-- Written task --
Locate each line of the material below that contains the word "vehicle" and copy every such line in full.

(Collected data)
+++++
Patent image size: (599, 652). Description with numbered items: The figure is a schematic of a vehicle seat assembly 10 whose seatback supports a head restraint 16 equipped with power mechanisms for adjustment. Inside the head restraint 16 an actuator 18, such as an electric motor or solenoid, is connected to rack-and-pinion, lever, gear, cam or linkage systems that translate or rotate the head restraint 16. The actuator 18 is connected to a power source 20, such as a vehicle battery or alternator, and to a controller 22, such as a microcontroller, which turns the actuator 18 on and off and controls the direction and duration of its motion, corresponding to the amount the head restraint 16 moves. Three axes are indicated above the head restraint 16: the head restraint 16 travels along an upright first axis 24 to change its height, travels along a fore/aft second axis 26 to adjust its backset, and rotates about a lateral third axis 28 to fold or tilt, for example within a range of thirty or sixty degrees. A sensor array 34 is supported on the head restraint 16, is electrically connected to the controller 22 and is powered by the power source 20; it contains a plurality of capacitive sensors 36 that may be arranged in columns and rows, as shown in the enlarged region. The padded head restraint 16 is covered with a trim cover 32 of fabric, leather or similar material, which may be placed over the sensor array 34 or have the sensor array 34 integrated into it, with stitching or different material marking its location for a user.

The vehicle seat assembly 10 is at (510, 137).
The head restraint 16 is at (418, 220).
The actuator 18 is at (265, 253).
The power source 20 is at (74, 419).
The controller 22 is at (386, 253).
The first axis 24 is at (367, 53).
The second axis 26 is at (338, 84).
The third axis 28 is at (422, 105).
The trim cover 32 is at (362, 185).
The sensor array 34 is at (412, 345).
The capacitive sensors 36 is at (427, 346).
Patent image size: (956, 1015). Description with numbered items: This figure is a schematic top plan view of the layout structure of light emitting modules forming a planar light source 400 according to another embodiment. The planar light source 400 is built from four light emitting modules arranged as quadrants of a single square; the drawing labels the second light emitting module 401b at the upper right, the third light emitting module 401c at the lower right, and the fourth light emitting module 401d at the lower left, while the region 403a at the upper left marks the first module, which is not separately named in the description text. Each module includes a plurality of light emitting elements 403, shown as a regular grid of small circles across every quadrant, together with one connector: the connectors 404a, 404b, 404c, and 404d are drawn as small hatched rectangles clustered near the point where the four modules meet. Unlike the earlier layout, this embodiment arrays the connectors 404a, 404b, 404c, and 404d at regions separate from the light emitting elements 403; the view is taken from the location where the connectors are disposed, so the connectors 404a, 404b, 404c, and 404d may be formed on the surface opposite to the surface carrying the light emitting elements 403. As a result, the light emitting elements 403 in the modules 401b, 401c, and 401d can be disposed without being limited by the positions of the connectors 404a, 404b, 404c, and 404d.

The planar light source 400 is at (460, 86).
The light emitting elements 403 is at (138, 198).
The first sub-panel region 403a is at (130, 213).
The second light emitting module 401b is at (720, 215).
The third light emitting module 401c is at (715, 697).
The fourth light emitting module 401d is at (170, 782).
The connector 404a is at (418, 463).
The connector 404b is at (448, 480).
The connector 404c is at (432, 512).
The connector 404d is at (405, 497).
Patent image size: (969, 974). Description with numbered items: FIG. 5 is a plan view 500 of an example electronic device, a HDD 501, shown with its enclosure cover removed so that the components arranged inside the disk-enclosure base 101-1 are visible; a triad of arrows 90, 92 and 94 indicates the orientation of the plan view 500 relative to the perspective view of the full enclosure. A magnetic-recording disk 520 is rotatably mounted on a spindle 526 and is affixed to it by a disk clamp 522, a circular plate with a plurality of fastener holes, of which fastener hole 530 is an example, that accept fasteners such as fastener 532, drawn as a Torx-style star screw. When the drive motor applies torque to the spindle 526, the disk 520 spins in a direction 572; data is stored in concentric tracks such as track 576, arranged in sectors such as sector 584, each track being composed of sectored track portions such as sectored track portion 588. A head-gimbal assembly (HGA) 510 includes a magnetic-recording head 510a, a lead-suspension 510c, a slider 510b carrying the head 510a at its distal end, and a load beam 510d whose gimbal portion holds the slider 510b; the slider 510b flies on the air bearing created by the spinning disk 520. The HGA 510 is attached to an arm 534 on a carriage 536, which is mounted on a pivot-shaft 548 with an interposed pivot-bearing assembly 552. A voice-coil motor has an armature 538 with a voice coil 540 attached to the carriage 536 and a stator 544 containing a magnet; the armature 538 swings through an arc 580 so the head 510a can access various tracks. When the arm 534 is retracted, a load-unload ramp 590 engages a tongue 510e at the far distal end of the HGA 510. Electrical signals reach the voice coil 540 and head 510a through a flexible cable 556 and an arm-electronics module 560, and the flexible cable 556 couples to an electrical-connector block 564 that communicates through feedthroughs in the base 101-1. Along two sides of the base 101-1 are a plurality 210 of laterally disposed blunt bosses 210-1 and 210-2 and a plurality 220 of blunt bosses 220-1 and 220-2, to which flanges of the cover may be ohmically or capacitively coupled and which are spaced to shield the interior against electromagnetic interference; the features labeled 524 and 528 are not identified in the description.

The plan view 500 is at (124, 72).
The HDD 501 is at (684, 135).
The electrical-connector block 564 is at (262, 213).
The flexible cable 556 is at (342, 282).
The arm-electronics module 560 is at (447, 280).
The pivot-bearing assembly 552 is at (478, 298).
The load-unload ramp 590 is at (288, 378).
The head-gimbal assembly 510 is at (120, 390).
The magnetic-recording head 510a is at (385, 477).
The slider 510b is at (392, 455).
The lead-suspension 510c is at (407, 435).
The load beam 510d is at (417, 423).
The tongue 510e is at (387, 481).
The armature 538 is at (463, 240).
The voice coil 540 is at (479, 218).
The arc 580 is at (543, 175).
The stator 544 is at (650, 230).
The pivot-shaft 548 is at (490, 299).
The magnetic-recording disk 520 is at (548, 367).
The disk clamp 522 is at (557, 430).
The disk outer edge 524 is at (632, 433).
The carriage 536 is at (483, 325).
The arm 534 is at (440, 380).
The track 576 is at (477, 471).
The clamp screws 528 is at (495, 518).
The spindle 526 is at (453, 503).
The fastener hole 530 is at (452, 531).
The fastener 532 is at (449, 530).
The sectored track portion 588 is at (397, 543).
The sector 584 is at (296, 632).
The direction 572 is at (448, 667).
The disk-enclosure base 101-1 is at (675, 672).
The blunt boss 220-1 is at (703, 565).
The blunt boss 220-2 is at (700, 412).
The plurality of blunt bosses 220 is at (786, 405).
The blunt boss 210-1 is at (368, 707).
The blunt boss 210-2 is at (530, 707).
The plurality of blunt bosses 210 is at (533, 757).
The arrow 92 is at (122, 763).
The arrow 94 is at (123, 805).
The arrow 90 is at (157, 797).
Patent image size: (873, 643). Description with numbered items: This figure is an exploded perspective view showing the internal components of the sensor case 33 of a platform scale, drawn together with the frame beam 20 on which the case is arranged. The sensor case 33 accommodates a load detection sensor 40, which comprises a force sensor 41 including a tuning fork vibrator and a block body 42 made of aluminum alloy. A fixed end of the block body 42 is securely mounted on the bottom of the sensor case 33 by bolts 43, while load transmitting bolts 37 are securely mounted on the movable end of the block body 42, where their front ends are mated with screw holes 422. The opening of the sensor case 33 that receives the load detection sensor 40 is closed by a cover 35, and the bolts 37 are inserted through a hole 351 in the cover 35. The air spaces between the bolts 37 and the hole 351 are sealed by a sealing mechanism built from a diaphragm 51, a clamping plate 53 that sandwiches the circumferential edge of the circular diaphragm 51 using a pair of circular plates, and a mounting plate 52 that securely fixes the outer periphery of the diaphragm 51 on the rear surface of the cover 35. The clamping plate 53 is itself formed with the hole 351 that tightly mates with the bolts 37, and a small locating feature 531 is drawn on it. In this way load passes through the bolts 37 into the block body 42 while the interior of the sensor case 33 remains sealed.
+++++
-- Solution to the problem --
Patent image size: (599, 652). Description with numbered items: The figure is a schematic of a vehicle seat assembly 10 whose seatback supports a head restraint 16 equipped with power mechanisms for adjustment. Inside the head restraint 16 an actuator 18, such as an electric motor or solenoid, is connected to rack-and-pinion, lever, gear, cam or linkage systems that translate or rotate the head restraint 16. The actuator 18 is connected to a power source 20, such as a vehicle battery or alternator, and to a controller 22, such as a microcontroller, which turns the actuator 18 on and off and controls the direction and duration of its motion, corresponding to the amount the head restraint 16 moves. Three axes are indicated above the head restraint 16: the head restraint 16 travels along an upright first axis 24 to change its height, travels along a fore/aft second axis 26 to adjust its backset, and rotates about a lateral third axis 28 to fold or tilt, for example within a range of thirty or sixty degrees. A sensor array 34 is supported on the head restraint 16, is electrically connected to the controller 22 and is powered by the power source 20; it contains a plurality of capacitive sensors 36 that may be arranged in columns and rows, as shown in the enlarged region. The padded head restraint 16 is covered with a trim cover 32 of fabric, leather or similar material, which may be placed over the sensor array 34 or have the sensor array 34 integrated into it, with stitching or different material marking its location for a user.
The vehicle seat assembly 10 is at (510, 137).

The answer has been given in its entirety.